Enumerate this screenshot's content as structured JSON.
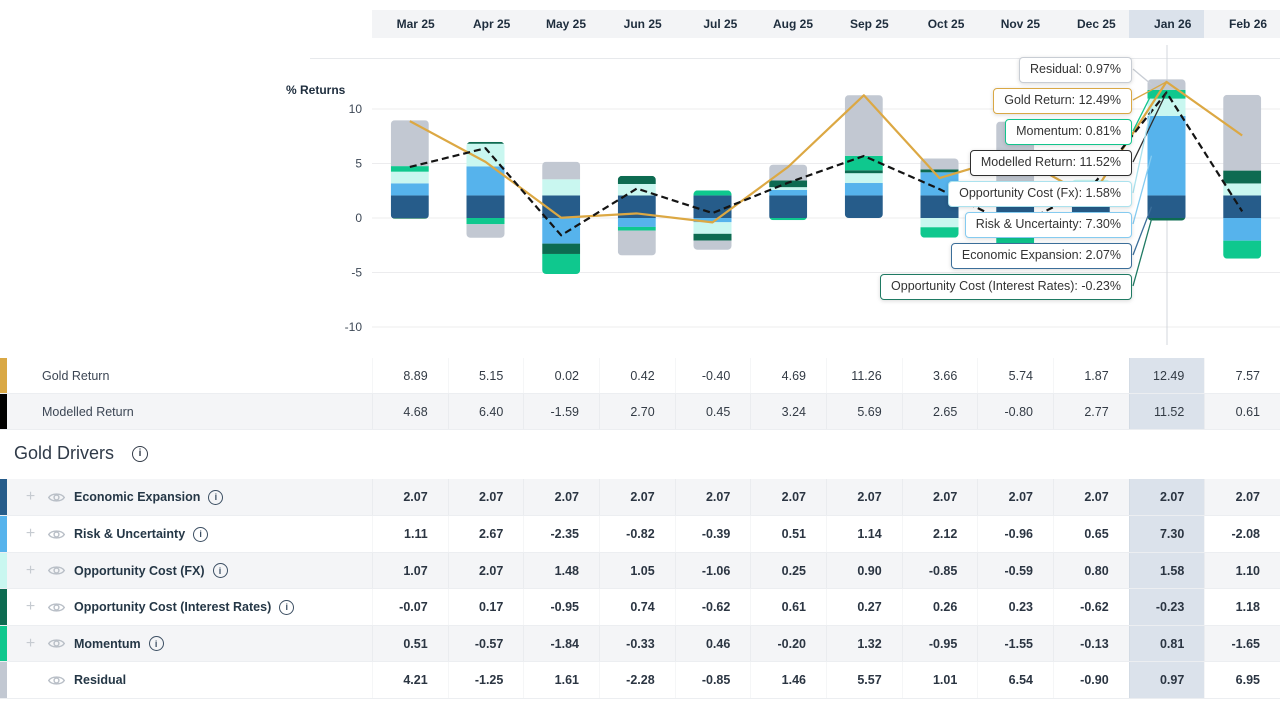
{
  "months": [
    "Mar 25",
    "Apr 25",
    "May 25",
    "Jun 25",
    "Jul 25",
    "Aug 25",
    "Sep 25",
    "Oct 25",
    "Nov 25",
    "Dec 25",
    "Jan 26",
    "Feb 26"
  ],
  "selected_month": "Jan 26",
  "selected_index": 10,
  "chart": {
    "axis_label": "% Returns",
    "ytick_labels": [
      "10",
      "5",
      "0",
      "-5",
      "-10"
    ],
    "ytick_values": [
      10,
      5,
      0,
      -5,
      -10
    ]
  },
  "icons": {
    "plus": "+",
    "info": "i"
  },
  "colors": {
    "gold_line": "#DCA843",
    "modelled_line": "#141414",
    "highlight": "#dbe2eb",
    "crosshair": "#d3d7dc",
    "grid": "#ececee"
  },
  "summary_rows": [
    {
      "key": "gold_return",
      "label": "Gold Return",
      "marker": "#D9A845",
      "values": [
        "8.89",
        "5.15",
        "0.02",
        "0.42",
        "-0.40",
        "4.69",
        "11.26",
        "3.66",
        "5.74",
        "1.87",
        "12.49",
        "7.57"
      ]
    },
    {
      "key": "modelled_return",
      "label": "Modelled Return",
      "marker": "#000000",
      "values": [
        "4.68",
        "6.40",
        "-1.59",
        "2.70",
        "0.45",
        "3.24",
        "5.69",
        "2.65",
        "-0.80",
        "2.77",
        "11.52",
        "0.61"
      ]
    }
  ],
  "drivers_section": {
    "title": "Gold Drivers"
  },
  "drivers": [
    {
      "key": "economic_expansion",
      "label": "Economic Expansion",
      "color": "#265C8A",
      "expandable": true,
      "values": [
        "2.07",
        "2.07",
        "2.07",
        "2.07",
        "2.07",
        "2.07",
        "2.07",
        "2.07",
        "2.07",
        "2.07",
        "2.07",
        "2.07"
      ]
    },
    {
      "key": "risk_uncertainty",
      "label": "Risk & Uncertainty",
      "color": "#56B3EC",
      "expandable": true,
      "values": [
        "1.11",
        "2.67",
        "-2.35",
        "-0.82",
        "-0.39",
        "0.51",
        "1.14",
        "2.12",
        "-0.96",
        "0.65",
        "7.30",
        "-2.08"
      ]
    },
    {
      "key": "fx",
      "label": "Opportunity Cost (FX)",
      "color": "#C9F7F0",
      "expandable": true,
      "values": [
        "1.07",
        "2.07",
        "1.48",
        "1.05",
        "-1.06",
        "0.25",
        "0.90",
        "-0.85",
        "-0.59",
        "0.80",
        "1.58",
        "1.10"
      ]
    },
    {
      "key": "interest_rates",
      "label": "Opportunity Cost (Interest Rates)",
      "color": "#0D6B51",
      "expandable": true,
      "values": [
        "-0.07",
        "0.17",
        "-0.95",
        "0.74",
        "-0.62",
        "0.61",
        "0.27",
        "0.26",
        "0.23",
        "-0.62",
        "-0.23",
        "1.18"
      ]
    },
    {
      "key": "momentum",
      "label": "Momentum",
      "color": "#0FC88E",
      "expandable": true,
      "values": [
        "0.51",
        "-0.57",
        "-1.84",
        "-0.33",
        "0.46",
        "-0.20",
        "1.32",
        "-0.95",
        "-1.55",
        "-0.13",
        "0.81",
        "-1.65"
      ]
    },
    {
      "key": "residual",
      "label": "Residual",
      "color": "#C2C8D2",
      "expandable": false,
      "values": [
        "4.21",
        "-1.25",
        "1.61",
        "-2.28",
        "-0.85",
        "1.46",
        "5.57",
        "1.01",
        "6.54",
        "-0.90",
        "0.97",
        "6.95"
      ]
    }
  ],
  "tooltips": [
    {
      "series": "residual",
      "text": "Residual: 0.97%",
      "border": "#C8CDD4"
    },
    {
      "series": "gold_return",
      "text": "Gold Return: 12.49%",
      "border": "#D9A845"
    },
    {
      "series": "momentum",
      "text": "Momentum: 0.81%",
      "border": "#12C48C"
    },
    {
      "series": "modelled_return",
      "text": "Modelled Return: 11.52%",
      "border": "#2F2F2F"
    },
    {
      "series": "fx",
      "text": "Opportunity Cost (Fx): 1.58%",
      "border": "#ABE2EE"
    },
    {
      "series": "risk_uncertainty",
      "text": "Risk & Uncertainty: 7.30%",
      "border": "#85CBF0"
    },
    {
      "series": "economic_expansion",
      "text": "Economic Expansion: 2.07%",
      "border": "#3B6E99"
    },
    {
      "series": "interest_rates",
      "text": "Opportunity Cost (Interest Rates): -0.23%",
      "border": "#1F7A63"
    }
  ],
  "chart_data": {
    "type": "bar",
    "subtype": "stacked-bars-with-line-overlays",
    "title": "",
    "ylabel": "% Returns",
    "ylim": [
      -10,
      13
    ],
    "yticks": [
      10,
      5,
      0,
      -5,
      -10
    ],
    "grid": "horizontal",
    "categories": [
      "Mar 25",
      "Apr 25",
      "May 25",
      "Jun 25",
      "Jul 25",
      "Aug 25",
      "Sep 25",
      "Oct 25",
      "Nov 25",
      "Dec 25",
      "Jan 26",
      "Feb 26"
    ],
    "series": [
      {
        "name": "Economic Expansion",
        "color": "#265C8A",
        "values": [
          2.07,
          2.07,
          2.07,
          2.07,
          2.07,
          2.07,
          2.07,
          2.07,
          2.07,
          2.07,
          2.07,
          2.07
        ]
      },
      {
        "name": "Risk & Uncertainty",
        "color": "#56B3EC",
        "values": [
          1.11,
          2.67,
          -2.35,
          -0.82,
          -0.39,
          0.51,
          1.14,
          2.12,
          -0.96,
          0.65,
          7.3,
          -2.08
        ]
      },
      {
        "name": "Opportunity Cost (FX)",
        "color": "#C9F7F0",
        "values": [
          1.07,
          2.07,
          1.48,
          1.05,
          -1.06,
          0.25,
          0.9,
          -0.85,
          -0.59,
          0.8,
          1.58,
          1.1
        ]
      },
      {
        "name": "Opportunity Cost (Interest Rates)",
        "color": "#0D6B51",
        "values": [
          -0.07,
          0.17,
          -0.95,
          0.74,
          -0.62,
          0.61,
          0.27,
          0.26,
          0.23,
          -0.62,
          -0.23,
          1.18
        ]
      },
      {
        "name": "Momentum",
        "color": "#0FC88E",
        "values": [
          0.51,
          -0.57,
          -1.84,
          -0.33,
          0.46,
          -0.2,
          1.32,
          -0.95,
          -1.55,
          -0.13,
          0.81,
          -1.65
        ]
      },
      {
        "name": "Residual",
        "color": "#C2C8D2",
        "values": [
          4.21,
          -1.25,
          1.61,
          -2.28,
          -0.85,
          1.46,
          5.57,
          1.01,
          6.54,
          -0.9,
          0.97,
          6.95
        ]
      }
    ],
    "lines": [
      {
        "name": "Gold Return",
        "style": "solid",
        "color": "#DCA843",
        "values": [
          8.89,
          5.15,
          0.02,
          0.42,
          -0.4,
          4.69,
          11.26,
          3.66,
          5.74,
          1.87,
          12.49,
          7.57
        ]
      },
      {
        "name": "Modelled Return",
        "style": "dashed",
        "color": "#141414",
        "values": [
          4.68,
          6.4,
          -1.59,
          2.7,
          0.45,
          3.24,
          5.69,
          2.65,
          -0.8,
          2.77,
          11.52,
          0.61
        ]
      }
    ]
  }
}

◆ **EXERCISE PROMPT**: Omit every picture while copying the listing above exactly.

◆ **EXERCISE SOLUTION**:
Enumerate this screenshot's content as structured JSON.
{
  "months": [
    "Mar 25",
    "Apr 25",
    "May 25",
    "Jun 25",
    "Jul 25",
    "Aug 25",
    "Sep 25",
    "Oct 25",
    "Nov 25",
    "Dec 25",
    "Jan 26",
    "Feb 26"
  ],
  "selected_month": "Jan 26",
  "selected_index": 10,
  "chart": {
    "axis_label": "% Returns",
    "ytick_labels": [
      "10",
      "5",
      "0",
      "-5",
      "-10"
    ],
    "ytick_values": [
      10,
      5,
      0,
      -5,
      -10
    ]
  },
  "icons": {
    "plus": "+",
    "info": "i"
  },
  "colors": {
    "gold_line": "#DCA843",
    "modelled_line": "#141414",
    "highlight": "#dbe2eb",
    "crosshair": "#d3d7dc",
    "grid": "#ececee"
  },
  "summary_rows": [
    {
      "key": "gold_return",
      "label": "Gold Return",
      "marker": "#D9A845",
      "values": [
        "8.89",
        "5.15",
        "0.02",
        "0.42",
        "-0.40",
        "4.69",
        "11.26",
        "3.66",
        "5.74",
        "1.87",
        "12.49",
        "7.57"
      ]
    },
    {
      "key": "modelled_return",
      "label": "Modelled Return",
      "marker": "#000000",
      "values": [
        "4.68",
        "6.40",
        "-1.59",
        "2.70",
        "0.45",
        "3.24",
        "5.69",
        "2.65",
        "-0.80",
        "2.77",
        "11.52",
        "0.61"
      ]
    }
  ],
  "drivers_section": {
    "title": "Gold Drivers"
  },
  "drivers": [
    {
      "key": "economic_expansion",
      "label": "Economic Expansion",
      "color": "#265C8A",
      "expandable": true,
      "values": [
        "2.07",
        "2.07",
        "2.07",
        "2.07",
        "2.07",
        "2.07",
        "2.07",
        "2.07",
        "2.07",
        "2.07",
        "2.07",
        "2.07"
      ]
    },
    {
      "key": "risk_uncertainty",
      "label": "Risk & Uncertainty",
      "color": "#56B3EC",
      "expandable": true,
      "values": [
        "1.11",
        "2.67",
        "-2.35",
        "-0.82",
        "-0.39",
        "0.51",
        "1.14",
        "2.12",
        "-0.96",
        "0.65",
        "7.30",
        "-2.08"
      ]
    },
    {
      "key": "fx",
      "label": "Opportunity Cost (FX)",
      "color": "#C9F7F0",
      "expandable": true,
      "values": [
        "1.07",
        "2.07",
        "1.48",
        "1.05",
        "-1.06",
        "0.25",
        "0.90",
        "-0.85",
        "-0.59",
        "0.80",
        "1.58",
        "1.10"
      ]
    },
    {
      "key": "interest_rates",
      "label": "Opportunity Cost (Interest Rates)",
      "color": "#0D6B51",
      "expandable": true,
      "values": [
        "-0.07",
        "0.17",
        "-0.95",
        "0.74",
        "-0.62",
        "0.61",
        "0.27",
        "0.26",
        "0.23",
        "-0.62",
        "-0.23",
        "1.18"
      ]
    },
    {
      "key": "momentum",
      "label": "Momentum",
      "color": "#0FC88E",
      "expandable": true,
      "values": [
        "0.51",
        "-0.57",
        "-1.84",
        "-0.33",
        "0.46",
        "-0.20",
        "1.32",
        "-0.95",
        "-1.55",
        "-0.13",
        "0.81",
        "-1.65"
      ]
    },
    {
      "key": "residual",
      "label": "Residual",
      "color": "#C2C8D2",
      "expandable": false,
      "values": [
        "4.21",
        "-1.25",
        "1.61",
        "-2.28",
        "-0.85",
        "1.46",
        "5.57",
        "1.01",
        "6.54",
        "-0.90",
        "0.97",
        "6.95"
      ]
    }
  ],
  "tooltips": [
    {
      "series": "residual",
      "text": "Residual: 0.97%",
      "border": "#C8CDD4"
    },
    {
      "series": "gold_return",
      "text": "Gold Return: 12.49%",
      "border": "#D9A845"
    },
    {
      "series": "momentum",
      "text": "Momentum: 0.81%",
      "border": "#12C48C"
    },
    {
      "series": "modelled_return",
      "text": "Modelled Return: 11.52%",
      "border": "#2F2F2F"
    },
    {
      "series": "fx",
      "text": "Opportunity Cost (Fx): 1.58%",
      "border": "#ABE2EE"
    },
    {
      "series": "risk_uncertainty",
      "text": "Risk & Uncertainty: 7.30%",
      "border": "#85CBF0"
    },
    {
      "series": "economic_expansion",
      "text": "Economic Expansion: 2.07%",
      "border": "#3B6E99"
    },
    {
      "series": "interest_rates",
      "text": "Opportunity Cost (Interest Rates): -0.23%",
      "border": "#1F7A63"
    }
  ],
  "chart_data": {
    "type": "bar",
    "subtype": "stacked-bars-with-line-overlays",
    "title": "",
    "ylabel": "% Returns",
    "ylim": [
      -10,
      13
    ],
    "yticks": [
      10,
      5,
      0,
      -5,
      -10
    ],
    "grid": "horizontal",
    "categories": [
      "Mar 25",
      "Apr 25",
      "May 25",
      "Jun 25",
      "Jul 25",
      "Aug 25",
      "Sep 25",
      "Oct 25",
      "Nov 25",
      "Dec 25",
      "Jan 26",
      "Feb 26"
    ],
    "series": [
      {
        "name": "Economic Expansion",
        "color": "#265C8A",
        "values": [
          2.07,
          2.07,
          2.07,
          2.07,
          2.07,
          2.07,
          2.07,
          2.07,
          2.07,
          2.07,
          2.07,
          2.07
        ]
      },
      {
        "name": "Risk & Uncertainty",
        "color": "#56B3EC",
        "values": [
          1.11,
          2.67,
          -2.35,
          -0.82,
          -0.39,
          0.51,
          1.14,
          2.12,
          -0.96,
          0.65,
          7.3,
          -2.08
        ]
      },
      {
        "name": "Opportunity Cost (FX)",
        "color": "#C9F7F0",
        "values": [
          1.07,
          2.07,
          1.48,
          1.05,
          -1.06,
          0.25,
          0.9,
          -0.85,
          -0.59,
          0.8,
          1.58,
          1.1
        ]
      },
      {
        "name": "Opportunity Cost (Interest Rates)",
        "color": "#0D6B51",
        "values": [
          -0.07,
          0.17,
          -0.95,
          0.74,
          -0.62,
          0.61,
          0.27,
          0.26,
          0.23,
          -0.62,
          -0.23,
          1.18
        ]
      },
      {
        "name": "Momentum",
        "color": "#0FC88E",
        "values": [
          0.51,
          -0.57,
          -1.84,
          -0.33,
          0.46,
          -0.2,
          1.32,
          -0.95,
          -1.55,
          -0.13,
          0.81,
          -1.65
        ]
      },
      {
        "name": "Residual",
        "color": "#C2C8D2",
        "values": [
          4.21,
          -1.25,
          1.61,
          -2.28,
          -0.85,
          1.46,
          5.57,
          1.01,
          6.54,
          -0.9,
          0.97,
          6.95
        ]
      }
    ],
    "lines": [
      {
        "name": "Gold Return",
        "style": "solid",
        "color": "#DCA843",
        "values": [
          8.89,
          5.15,
          0.02,
          0.42,
          -0.4,
          4.69,
          11.26,
          3.66,
          5.74,
          1.87,
          12.49,
          7.57
        ]
      },
      {
        "name": "Modelled Return",
        "style": "dashed",
        "color": "#141414",
        "values": [
          4.68,
          6.4,
          -1.59,
          2.7,
          0.45,
          3.24,
          5.69,
          2.65,
          -0.8,
          2.77,
          11.52,
          0.61
        ]
      }
    ]
  }
}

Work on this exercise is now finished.